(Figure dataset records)
######
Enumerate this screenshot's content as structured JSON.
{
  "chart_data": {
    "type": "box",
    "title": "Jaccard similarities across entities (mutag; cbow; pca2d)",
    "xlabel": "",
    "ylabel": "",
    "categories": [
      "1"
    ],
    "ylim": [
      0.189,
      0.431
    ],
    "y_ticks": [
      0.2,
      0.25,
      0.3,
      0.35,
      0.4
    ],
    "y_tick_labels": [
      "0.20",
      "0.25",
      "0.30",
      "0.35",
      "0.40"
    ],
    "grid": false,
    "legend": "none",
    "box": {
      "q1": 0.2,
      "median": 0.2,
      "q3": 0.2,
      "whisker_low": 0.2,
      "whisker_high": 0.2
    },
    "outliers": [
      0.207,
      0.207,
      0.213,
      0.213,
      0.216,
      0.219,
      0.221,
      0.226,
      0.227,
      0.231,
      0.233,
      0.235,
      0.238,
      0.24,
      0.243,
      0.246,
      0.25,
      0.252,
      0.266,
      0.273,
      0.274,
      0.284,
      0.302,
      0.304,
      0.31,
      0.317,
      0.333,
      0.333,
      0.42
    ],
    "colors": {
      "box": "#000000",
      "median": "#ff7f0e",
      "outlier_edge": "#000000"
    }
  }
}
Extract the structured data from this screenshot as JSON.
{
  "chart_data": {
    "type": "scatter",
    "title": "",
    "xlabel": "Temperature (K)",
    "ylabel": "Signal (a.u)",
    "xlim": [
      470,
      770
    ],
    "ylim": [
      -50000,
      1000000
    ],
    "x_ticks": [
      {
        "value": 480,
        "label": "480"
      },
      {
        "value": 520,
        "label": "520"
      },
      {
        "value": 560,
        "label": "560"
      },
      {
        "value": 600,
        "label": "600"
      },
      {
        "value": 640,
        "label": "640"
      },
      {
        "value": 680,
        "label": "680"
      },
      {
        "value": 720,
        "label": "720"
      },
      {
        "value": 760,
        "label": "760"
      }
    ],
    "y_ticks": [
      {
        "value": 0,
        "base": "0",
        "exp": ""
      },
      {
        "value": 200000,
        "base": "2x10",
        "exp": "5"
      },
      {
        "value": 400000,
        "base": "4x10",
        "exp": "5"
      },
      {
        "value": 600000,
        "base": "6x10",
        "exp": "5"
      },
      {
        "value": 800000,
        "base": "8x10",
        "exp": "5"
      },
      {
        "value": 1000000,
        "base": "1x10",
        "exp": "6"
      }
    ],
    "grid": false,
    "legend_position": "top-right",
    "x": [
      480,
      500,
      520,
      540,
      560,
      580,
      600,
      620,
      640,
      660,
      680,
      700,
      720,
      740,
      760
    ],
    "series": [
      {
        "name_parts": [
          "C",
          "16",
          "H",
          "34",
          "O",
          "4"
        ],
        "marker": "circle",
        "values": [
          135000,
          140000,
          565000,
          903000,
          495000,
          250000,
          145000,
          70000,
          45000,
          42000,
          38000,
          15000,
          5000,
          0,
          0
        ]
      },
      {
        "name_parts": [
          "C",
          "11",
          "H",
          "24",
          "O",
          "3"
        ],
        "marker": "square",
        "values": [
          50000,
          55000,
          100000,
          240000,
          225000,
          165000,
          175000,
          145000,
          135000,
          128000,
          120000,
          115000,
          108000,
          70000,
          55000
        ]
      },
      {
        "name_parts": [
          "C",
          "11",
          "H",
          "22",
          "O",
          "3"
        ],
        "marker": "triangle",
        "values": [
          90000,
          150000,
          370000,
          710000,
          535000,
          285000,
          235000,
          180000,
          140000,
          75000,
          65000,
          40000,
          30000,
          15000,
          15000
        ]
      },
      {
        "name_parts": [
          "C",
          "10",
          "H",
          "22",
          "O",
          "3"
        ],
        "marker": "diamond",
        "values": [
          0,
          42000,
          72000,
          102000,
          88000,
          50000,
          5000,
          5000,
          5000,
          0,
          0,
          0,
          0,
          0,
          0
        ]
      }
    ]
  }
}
######
The records above should be returned exactly.

» Written solution
Enumerate this screenshot's content as structured JSON.
{
  "chart_data": {
    "type": "box",
    "title": "Jaccard similarities across entities (mutag; cbow; pca2d)",
    "xlabel": "",
    "ylabel": "",
    "categories": [
      "1"
    ],
    "ylim": [
      0.189,
      0.431
    ],
    "y_ticks": [
      0.2,
      0.25,
      0.3,
      0.35,
      0.4
    ],
    "y_tick_labels": [
      "0.20",
      "0.25",
      "0.30",
      "0.35",
      "0.40"
    ],
    "grid": false,
    "legend": "none",
    "box": {
      "q1": 0.2,
      "median": 0.2,
      "q3": 0.2,
      "whisker_low": 0.2,
      "whisker_high": 0.2
    },
    "outliers": [
      0.207,
      0.207,
      0.213,
      0.213,
      0.216,
      0.219,
      0.221,
      0.226,
      0.227,
      0.231,
      0.233,
      0.235,
      0.238,
      0.24,
      0.243,
      0.246,
      0.25,
      0.252,
      0.266,
      0.273,
      0.274,
      0.284,
      0.302,
      0.304,
      0.31,
      0.317,
      0.333,
      0.333,
      0.42
    ],
    "colors": {
      "box": "#000000",
      "median": "#ff7f0e",
      "outlier_edge": "#000000"
    }
  }
}
Extract the structured data from this screenshot as JSON.
{
  "chart_data": {
    "type": "scatter",
    "title": "",
    "xlabel": "Temperature (K)",
    "ylabel": "Signal (a.u)",
    "xlim": [
      470,
      770
    ],
    "ylim": [
      -50000,
      1000000
    ],
    "x_ticks": [
      {
        "value": 480,
        "label": "480"
      },
      {
        "value": 520,
        "label": "520"
      },
      {
        "value": 560,
        "label": "560"
      },
      {
        "value": 600,
        "label": "600"
      },
      {
        "value": 640,
        "label": "640"
      },
      {
        "value": 680,
        "label": "680"
      },
      {
        "value": 720,
        "label": "720"
      },
      {
        "value": 760,
        "label": "760"
      }
    ],
    "y_ticks": [
      {
        "value": 0,
        "base": "0",
        "exp": ""
      },
      {
        "value": 200000,
        "base": "2x10",
        "exp": "5"
      },
      {
        "value": 400000,
        "base": "4x10",
        "exp": "5"
      },
      {
        "value": 600000,
        "base": "6x10",
        "exp": "5"
      },
      {
        "value": 800000,
        "base": "8x10",
        "exp": "5"
      },
      {
        "value": 1000000,
        "base": "1x10",
        "exp": "6"
      }
    ],
    "grid": false,
    "legend_position": "top-right",
    "x": [
      480,
      500,
      520,
      540,
      560,
      580,
      600,
      620,
      640,
      660,
      680,
      700,
      720,
      740,
      760
    ],
    "series": [
      {
        "name_parts": [
          "C",
          "16",
          "H",
          "34",
          "O",
          "4"
        ],
        "marker": "circle",
        "values": [
          135000,
          140000,
          565000,
          903000,
          495000,
          250000,
          145000,
          70000,
          45000,
          42000,
          38000,
          15000,
          5000,
          0,
          0
        ]
      },
      {
        "name_parts": [
          "C",
          "11",
          "H",
          "24",
          "O",
          "3"
        ],
        "marker": "square",
        "values": [
          50000,
          55000,
          100000,
          240000,
          225000,
          165000,
          175000,
          145000,
          135000,
          128000,
          120000,
          115000,
          108000,
          70000,
          55000
        ]
      },
      {
        "name_parts": [
          "C",
          "11",
          "H",
          "22",
          "O",
          "3"
        ],
        "marker": "triangle",
        "values": [
          90000,
          150000,
          370000,
          710000,
          535000,
          285000,
          235000,
          180000,
          140000,
          75000,
          65000,
          40000,
          30000,
          15000,
          15000
        ]
      },
      {
        "name_parts": [
          "C",
          "10",
          "H",
          "22",
          "O",
          "3"
        ],
        "marker": "diamond",
        "values": [
          0,
          42000,
          72000,
          102000,
          88000,
          50000,
          5000,
          5000,
          5000,
          0,
          0,
          0,
          0,
          0,
          0
        ]
      }
    ]
  }
}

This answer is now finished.